┏━━
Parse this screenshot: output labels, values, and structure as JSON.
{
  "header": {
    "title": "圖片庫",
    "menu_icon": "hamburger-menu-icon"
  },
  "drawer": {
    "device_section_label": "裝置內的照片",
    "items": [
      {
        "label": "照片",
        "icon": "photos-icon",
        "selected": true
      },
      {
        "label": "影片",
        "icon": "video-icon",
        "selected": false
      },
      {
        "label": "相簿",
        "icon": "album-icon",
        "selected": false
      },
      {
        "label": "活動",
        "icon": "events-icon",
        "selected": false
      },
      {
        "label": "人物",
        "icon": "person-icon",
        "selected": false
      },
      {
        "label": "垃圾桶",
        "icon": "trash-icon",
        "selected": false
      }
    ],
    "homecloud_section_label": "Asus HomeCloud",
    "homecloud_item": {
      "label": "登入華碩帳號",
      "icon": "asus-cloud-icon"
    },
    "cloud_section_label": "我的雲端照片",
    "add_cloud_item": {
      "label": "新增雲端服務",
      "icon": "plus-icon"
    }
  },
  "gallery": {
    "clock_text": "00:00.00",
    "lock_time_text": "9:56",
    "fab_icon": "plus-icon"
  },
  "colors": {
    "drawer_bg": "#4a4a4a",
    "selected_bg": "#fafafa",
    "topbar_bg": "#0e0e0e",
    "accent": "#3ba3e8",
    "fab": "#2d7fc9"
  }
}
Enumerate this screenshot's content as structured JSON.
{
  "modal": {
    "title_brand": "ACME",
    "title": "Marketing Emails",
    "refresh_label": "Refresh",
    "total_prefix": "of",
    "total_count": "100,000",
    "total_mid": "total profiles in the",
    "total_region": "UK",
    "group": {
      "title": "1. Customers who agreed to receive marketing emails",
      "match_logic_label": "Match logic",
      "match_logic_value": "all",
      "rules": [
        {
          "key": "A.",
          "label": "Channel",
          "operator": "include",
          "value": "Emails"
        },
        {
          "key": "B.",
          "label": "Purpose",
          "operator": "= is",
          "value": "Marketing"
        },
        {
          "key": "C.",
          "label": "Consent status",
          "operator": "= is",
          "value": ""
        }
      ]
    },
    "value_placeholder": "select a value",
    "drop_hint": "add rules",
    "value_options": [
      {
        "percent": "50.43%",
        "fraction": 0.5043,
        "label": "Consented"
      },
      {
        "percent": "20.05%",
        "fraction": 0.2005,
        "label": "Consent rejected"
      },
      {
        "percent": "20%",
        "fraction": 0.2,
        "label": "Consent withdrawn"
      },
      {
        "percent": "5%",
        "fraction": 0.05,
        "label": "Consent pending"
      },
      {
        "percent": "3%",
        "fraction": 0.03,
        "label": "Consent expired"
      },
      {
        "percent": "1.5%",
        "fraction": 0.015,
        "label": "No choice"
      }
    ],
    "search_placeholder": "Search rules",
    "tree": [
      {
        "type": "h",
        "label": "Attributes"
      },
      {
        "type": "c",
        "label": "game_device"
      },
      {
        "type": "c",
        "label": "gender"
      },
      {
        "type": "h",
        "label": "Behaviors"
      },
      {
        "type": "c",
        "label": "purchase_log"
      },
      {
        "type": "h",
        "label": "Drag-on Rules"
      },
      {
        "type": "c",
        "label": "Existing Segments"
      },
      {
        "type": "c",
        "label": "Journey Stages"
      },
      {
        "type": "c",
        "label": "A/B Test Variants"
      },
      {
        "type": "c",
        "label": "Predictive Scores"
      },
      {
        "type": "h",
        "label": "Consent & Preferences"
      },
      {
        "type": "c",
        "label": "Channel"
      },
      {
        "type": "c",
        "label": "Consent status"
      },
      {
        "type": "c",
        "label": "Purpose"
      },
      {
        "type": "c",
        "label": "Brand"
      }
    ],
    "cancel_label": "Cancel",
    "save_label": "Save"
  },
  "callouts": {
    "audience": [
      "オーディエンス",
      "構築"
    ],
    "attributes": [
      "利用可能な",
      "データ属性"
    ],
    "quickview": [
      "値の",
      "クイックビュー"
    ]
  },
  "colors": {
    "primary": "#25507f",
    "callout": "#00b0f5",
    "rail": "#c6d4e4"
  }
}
┗━━
## PROBLEM TO SOLVE
Write the material out exactly, with nothing left out.

## ANSWER BELOW
Parse this screenshot: output labels, values, and structure as JSON.
{
  "header": {
    "title": "圖片庫",
    "menu_icon": "hamburger-menu-icon"
  },
  "drawer": {
    "device_section_label": "裝置內的照片",
    "items": [
      {
        "label": "照片",
        "icon": "photos-icon",
        "selected": true
      },
      {
        "label": "影片",
        "icon": "video-icon",
        "selected": false
      },
      {
        "label": "相簿",
        "icon": "album-icon",
        "selected": false
      },
      {
        "label": "活動",
        "icon": "events-icon",
        "selected": false
      },
      {
        "label": "人物",
        "icon": "person-icon",
        "selected": false
      },
      {
        "label": "垃圾桶",
        "icon": "trash-icon",
        "selected": false
      }
    ],
    "homecloud_section_label": "Asus HomeCloud",
    "homecloud_item": {
      "label": "登入華碩帳號",
      "icon": "asus-cloud-icon"
    },
    "cloud_section_label": "我的雲端照片",
    "add_cloud_item": {
      "label": "新增雲端服務",
      "icon": "plus-icon"
    }
  },
  "gallery": {
    "clock_text": "00:00.00",
    "lock_time_text": "9:56",
    "fab_icon": "plus-icon"
  },
  "colors": {
    "drawer_bg": "#4a4a4a",
    "selected_bg": "#fafafa",
    "topbar_bg": "#0e0e0e",
    "accent": "#3ba3e8",
    "fab": "#2d7fc9"
  }
}
Enumerate this screenshot's content as structured JSON.
{
  "modal": {
    "title_brand": "ACME",
    "title": "Marketing Emails",
    "refresh_label": "Refresh",
    "total_prefix": "of",
    "total_count": "100,000",
    "total_mid": "total profiles in the",
    "total_region": "UK",
    "group": {
      "title": "1. Customers who agreed to receive marketing emails",
      "match_logic_label": "Match logic",
      "match_logic_value": "all",
      "rules": [
        {
          "key": "A.",
          "label": "Channel",
          "operator": "include",
          "value": "Emails"
        },
        {
          "key": "B.",
          "label": "Purpose",
          "operator": "= is",
          "value": "Marketing"
        },
        {
          "key": "C.",
          "label": "Consent status",
          "operator": "= is",
          "value": ""
        }
      ]
    },
    "value_placeholder": "select a value",
    "drop_hint": "add rules",
    "value_options": [
      {
        "percent": "50.43%",
        "fraction": 0.5043,
        "label": "Consented"
      },
      {
        "percent": "20.05%",
        "fraction": 0.2005,
        "label": "Consent rejected"
      },
      {
        "percent": "20%",
        "fraction": 0.2,
        "label": "Consent withdrawn"
      },
      {
        "percent": "5%",
        "fraction": 0.05,
        "label": "Consent pending"
      },
      {
        "percent": "3%",
        "fraction": 0.03,
        "label": "Consent expired"
      },
      {
        "percent": "1.5%",
        "fraction": 0.015,
        "label": "No choice"
      }
    ],
    "search_placeholder": "Search rules",
    "tree": [
      {
        "type": "h",
        "label": "Attributes"
      },
      {
        "type": "c",
        "label": "game_device"
      },
      {
        "type": "c",
        "label": "gender"
      },
      {
        "type": "h",
        "label": "Behaviors"
      },
      {
        "type": "c",
        "label": "purchase_log"
      },
      {
        "type": "h",
        "label": "Drag-on Rules"
      },
      {
        "type": "c",
        "label": "Existing Segments"
      },
      {
        "type": "c",
        "label": "Journey Stages"
      },
      {
        "type": "c",
        "label": "A/B Test Variants"
      },
      {
        "type": "c",
        "label": "Predictive Scores"
      },
      {
        "type": "h",
        "label": "Consent & Preferences"
      },
      {
        "type": "c",
        "label": "Channel"
      },
      {
        "type": "c",
        "label": "Consent status"
      },
      {
        "type": "c",
        "label": "Purpose"
      },
      {
        "type": "c",
        "label": "Brand"
      }
    ],
    "cancel_label": "Cancel",
    "save_label": "Save"
  },
  "callouts": {
    "audience": [
      "オーディエンス",
      "構築"
    ],
    "attributes": [
      "利用可能な",
      "データ属性"
    ],
    "quickview": [
      "値の",
      "クイックビュー"
    ]
  },
  "colors": {
    "primary": "#25507f",
    "callout": "#00b0f5",
    "rail": "#c6d4e4"
  }
}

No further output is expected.